_MATERIAL SUPPLIED_:

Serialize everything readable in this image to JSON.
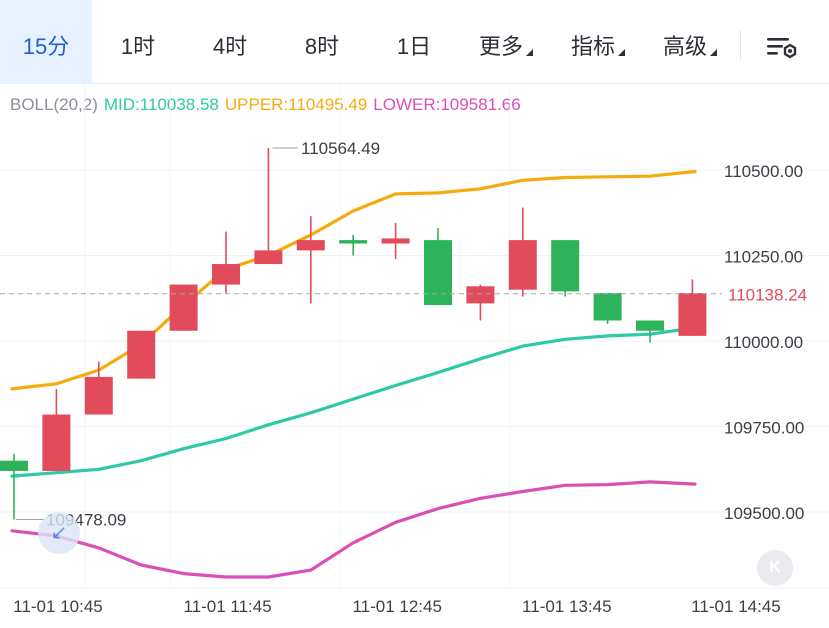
{
  "tabs": [
    {
      "label": "15分",
      "active": true
    },
    {
      "label": "1时",
      "active": false
    },
    {
      "label": "4时",
      "active": false
    },
    {
      "label": "8时",
      "active": false
    },
    {
      "label": "1日",
      "active": false
    },
    {
      "label": "更多",
      "active": false,
      "dropdown": true
    },
    {
      "label": "指标",
      "active": false,
      "dropdown": true
    },
    {
      "label": "高级",
      "active": false,
      "dropdown": true
    }
  ],
  "icons": {
    "settings": "chart-settings-icon",
    "reset": "reset-view-icon",
    "jump": "jump-arrow-icon"
  },
  "reset_label": "K",
  "boll": {
    "name": "BOLL(20,2)",
    "mid": "MID:110038.58",
    "upper": "UPPER:110495.49",
    "lower": "LOWER:109581.66"
  },
  "colors": {
    "up": "#e24b5a",
    "down": "#2db45a",
    "mid": "#2ec9a5",
    "upper": "#f5ab0e",
    "lower": "#d94fb5",
    "price_tag": "#e24b5a",
    "accent": "#1e5fd6"
  },
  "chart_data": {
    "type": "candlestick",
    "symbol_interval": "15分",
    "y_ticks": [
      110500,
      110250,
      110000,
      109750,
      109500
    ],
    "y_tick_labels": [
      "110500.00",
      "110250.00",
      "110000.00",
      "109750.00",
      "109500.00"
    ],
    "ylim": [
      109300,
      110700
    ],
    "x_tick_labels": [
      "11-01 10:45",
      "11-01 11:45",
      "11-01 12:45",
      "11-01 13:45",
      "11-01 14:45"
    ],
    "x_tick_index": [
      0,
      4,
      8,
      12,
      16
    ],
    "last_price": 110138.24,
    "last_price_label": "110138.24",
    "max_marker": {
      "index": 6,
      "value": 110564.49,
      "label": "110564.49"
    },
    "min_marker": {
      "index": 0,
      "value": 109478.09,
      "label": "109478.09"
    },
    "candles": [
      {
        "o": 109650,
        "h": 109670,
        "l": 109478.09,
        "c": 109620
      },
      {
        "o": 109620,
        "h": 109860,
        "l": 109620,
        "c": 109785
      },
      {
        "o": 109785,
        "h": 109940,
        "l": 109785,
        "c": 109895
      },
      {
        "o": 109890,
        "h": 110030,
        "l": 109890,
        "c": 110030
      },
      {
        "o": 110030,
        "h": 110160,
        "l": 110030,
        "c": 110165
      },
      {
        "o": 110165,
        "h": 110320,
        "l": 110140,
        "c": 110225
      },
      {
        "o": 110225,
        "h": 110564.49,
        "l": 110225,
        "c": 110265
      },
      {
        "o": 110265,
        "h": 110365,
        "l": 110110,
        "c": 110295
      },
      {
        "o": 110295,
        "h": 110310,
        "l": 110250,
        "c": 110285
      },
      {
        "o": 110285,
        "h": 110345,
        "l": 110240,
        "c": 110300
      },
      {
        "o": 110295,
        "h": 110330,
        "l": 110105,
        "c": 110105
      },
      {
        "o": 110110,
        "h": 110165,
        "l": 110060,
        "c": 110160
      },
      {
        "o": 110150,
        "h": 110390,
        "l": 110130,
        "c": 110295
      },
      {
        "o": 110295,
        "h": 110295,
        "l": 110130,
        "c": 110145
      },
      {
        "o": 110140,
        "h": 110140,
        "l": 110050,
        "c": 110060
      },
      {
        "o": 110060,
        "h": 110060,
        "l": 109995,
        "c": 110030
      },
      {
        "o": 110015,
        "h": 110180,
        "l": 110015,
        "c": 110140
      }
    ],
    "series": [
      {
        "name": "UPPER",
        "values": [
          109860,
          109875,
          109915,
          109990,
          110105,
          110210,
          110250,
          110310,
          110380,
          110430,
          110433,
          110445,
          110470,
          110478,
          110480,
          110482,
          110495.49
        ]
      },
      {
        "name": "MID",
        "values": [
          109605,
          109615,
          109625,
          109650,
          109685,
          109715,
          109755,
          109790,
          109830,
          109870,
          109908,
          109948,
          109985,
          110005,
          110015,
          110020,
          110038.58
        ]
      },
      {
        "name": "LOWER",
        "values": [
          109445,
          109430,
          109395,
          109345,
          109320,
          109310,
          109310,
          109330,
          109410,
          109470,
          109510,
          109540,
          109560,
          109578,
          109580,
          109588,
          109581.66
        ]
      }
    ]
  }
}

_GIVEN PROBLEM_:
Among the lines above, count those containing the word "name" and give nothing but the result.

_RESPONSE TO THIS EXERCISE_:
4